What is expected: Reproduce every entry exactly and leave its pictures out.

(Data records)
++++++++++++++++++++
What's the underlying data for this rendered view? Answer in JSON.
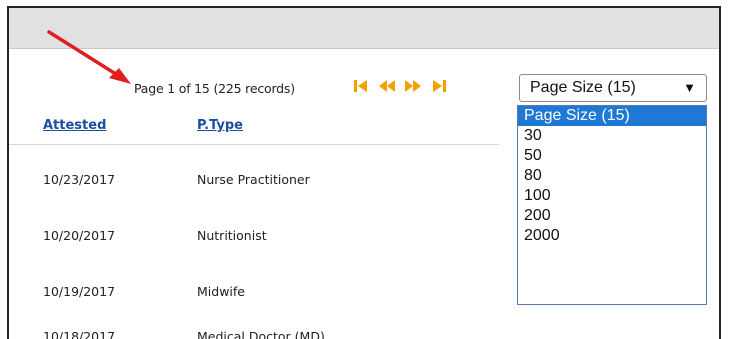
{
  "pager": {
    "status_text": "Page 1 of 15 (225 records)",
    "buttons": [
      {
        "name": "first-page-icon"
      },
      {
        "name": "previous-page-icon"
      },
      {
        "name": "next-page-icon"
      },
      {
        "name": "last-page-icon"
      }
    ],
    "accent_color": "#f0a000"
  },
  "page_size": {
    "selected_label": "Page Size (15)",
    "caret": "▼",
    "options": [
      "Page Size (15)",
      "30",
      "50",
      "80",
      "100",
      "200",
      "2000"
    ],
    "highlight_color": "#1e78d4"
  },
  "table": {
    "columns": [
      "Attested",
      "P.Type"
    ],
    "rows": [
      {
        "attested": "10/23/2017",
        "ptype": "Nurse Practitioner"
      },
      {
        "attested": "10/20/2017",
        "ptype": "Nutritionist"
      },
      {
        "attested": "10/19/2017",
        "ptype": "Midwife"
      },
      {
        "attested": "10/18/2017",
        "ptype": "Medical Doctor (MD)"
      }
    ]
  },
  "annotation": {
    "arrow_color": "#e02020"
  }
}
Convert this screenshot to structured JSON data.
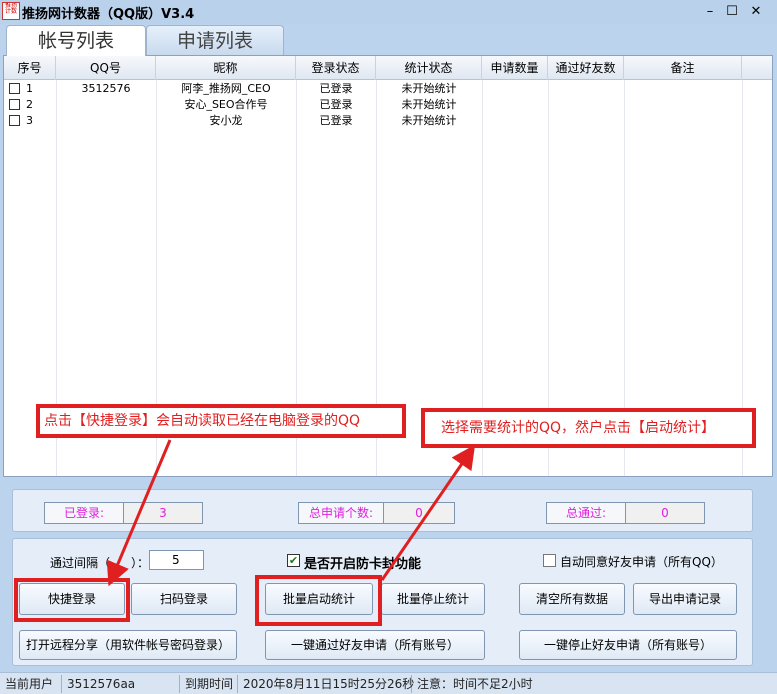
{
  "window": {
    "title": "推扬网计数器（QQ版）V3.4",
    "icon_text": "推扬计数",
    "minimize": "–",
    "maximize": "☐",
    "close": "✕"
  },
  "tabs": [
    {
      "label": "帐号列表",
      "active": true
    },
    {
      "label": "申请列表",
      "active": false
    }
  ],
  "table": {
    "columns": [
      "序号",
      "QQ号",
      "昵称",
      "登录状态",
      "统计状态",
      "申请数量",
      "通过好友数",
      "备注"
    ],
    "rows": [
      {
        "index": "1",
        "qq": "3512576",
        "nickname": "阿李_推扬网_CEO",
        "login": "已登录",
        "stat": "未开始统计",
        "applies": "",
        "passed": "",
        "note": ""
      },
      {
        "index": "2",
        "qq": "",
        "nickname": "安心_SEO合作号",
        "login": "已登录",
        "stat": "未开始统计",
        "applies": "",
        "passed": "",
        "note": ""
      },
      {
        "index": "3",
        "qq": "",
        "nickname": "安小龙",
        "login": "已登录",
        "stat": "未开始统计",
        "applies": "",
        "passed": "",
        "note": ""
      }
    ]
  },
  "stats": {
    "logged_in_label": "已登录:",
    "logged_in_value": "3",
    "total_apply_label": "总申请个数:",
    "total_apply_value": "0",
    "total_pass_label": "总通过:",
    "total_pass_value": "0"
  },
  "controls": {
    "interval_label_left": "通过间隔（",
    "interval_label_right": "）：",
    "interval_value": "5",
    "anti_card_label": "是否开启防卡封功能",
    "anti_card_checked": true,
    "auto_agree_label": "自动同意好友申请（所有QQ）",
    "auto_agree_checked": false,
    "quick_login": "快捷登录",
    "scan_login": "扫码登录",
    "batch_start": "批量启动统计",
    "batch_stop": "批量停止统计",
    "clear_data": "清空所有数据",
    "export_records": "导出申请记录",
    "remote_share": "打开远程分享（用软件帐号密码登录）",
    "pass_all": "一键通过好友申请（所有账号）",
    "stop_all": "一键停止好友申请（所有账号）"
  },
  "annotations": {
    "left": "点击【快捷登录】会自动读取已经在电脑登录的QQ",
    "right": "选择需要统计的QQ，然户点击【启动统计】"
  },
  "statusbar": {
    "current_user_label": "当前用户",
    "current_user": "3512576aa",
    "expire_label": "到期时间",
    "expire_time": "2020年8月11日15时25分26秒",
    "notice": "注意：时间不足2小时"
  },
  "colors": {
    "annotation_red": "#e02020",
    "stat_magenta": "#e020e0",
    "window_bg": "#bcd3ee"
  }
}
++++++++++++++++++++
Final result:
What's the underlying data for this rendered view? Answer in JSON.
{
  "pager": {
    "status_text": "Page 1 of 15 (225 records)",
    "buttons": [
      {
        "name": "first-page-icon"
      },
      {
        "name": "previous-page-icon"
      },
      {
        "name": "next-page-icon"
      },
      {
        "name": "last-page-icon"
      }
    ],
    "accent_color": "#f0a000"
  },
  "page_size": {
    "selected_label": "Page Size (15)",
    "caret": "▼",
    "options": [
      "Page Size (15)",
      "30",
      "50",
      "80",
      "100",
      "200",
      "2000"
    ],
    "highlight_color": "#1e78d4"
  },
  "table": {
    "columns": [
      "Attested",
      "P.Type"
    ],
    "rows": [
      {
        "attested": "10/23/2017",
        "ptype": "Nurse Practitioner"
      },
      {
        "attested": "10/20/2017",
        "ptype": "Nutritionist"
      },
      {
        "attested": "10/19/2017",
        "ptype": "Midwife"
      },
      {
        "attested": "10/18/2017",
        "ptype": "Medical Doctor (MD)"
      }
    ]
  },
  "annotation": {
    "arrow_color": "#e02020"
  }
}
Convert this screenshot to structured JSON data.
{
  "window": {
    "title": "推扬网计数器（QQ版）V3.4",
    "icon_text": "推扬计数",
    "minimize": "–",
    "maximize": "☐",
    "close": "✕"
  },
  "tabs": [
    {
      "label": "帐号列表",
      "active": true
    },
    {
      "label": "申请列表",
      "active": false
    }
  ],
  "table": {
    "columns": [
      "序号",
      "QQ号",
      "昵称",
      "登录状态",
      "统计状态",
      "申请数量",
      "通过好友数",
      "备注"
    ],
    "rows": [
      {
        "index": "1",
        "qq": "3512576",
        "nickname": "阿李_推扬网_CEO",
        "login": "已登录",
        "stat": "未开始统计",
        "applies": "",
        "passed": "",
        "note": ""
      },
      {
        "index": "2",
        "qq": "",
        "nickname": "安心_SEO合作号",
        "login": "已登录",
        "stat": "未开始统计",
        "applies": "",
        "passed": "",
        "note": ""
      },
      {
        "index": "3",
        "qq": "",
        "nickname": "安小龙",
        "login": "已登录",
        "stat": "未开始统计",
        "applies": "",
        "passed": "",
        "note": ""
      }
    ]
  },
  "stats": {
    "logged_in_label": "已登录:",
    "logged_in_value": "3",
    "total_apply_label": "总申请个数:",
    "total_apply_value": "0",
    "total_pass_label": "总通过:",
    "total_pass_value": "0"
  },
  "controls": {
    "interval_label_left": "通过间隔（",
    "interval_label_right": "）：",
    "interval_value": "5",
    "anti_card_label": "是否开启防卡封功能",
    "anti_card_checked": true,
    "auto_agree_label": "自动同意好友申请（所有QQ）",
    "auto_agree_checked": false,
    "quick_login": "快捷登录",
    "scan_login": "扫码登录",
    "batch_start": "批量启动统计",
    "batch_stop": "批量停止统计",
    "clear_data": "清空所有数据",
    "export_records": "导出申请记录",
    "remote_share": "打开远程分享（用软件帐号密码登录）",
    "pass_all": "一键通过好友申请（所有账号）",
    "stop_all": "一键停止好友申请（所有账号）"
  },
  "annotations": {
    "left": "点击【快捷登录】会自动读取已经在电脑登录的QQ",
    "right": "选择需要统计的QQ，然户点击【启动统计】"
  },
  "statusbar": {
    "current_user_label": "当前用户",
    "current_user": "3512576aa",
    "expire_label": "到期时间",
    "expire_time": "2020年8月11日15时25分26秒",
    "notice": "注意：时间不足2小时"
  },
  "colors": {
    "annotation_red": "#e02020",
    "stat_magenta": "#e020e0",
    "window_bg": "#bcd3ee"
  }
}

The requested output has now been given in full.